(Saved entries)
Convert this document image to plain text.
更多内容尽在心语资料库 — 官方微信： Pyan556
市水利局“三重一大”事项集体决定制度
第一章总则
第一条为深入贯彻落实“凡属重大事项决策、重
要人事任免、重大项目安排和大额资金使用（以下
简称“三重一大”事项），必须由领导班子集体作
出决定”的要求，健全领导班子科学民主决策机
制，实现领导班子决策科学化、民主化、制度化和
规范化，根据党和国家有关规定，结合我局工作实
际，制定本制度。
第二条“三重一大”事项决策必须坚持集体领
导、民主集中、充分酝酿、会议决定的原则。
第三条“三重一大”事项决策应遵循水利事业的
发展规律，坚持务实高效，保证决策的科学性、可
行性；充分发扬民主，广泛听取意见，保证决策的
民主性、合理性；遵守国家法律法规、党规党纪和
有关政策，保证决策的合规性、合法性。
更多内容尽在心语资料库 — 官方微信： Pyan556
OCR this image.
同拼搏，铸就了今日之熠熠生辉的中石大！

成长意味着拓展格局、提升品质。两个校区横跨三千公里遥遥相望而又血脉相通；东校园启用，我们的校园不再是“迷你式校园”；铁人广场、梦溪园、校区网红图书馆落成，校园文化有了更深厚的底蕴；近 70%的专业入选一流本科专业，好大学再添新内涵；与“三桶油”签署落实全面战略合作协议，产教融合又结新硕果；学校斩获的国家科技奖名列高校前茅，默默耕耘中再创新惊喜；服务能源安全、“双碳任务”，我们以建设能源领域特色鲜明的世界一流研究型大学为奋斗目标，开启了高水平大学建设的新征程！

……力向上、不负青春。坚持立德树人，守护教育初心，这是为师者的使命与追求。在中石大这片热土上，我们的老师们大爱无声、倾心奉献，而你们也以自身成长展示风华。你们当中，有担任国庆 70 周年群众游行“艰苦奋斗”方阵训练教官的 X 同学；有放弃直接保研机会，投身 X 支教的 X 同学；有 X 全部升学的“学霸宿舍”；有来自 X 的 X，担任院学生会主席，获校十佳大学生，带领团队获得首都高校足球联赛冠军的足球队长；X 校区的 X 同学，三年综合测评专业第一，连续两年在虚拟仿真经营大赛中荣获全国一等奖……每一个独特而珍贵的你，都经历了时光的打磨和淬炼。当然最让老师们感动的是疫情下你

Task description. Which lines of the material contain the string "image"? List each of them.

Complete response.
Convert this document image to plain text.
OCR this image.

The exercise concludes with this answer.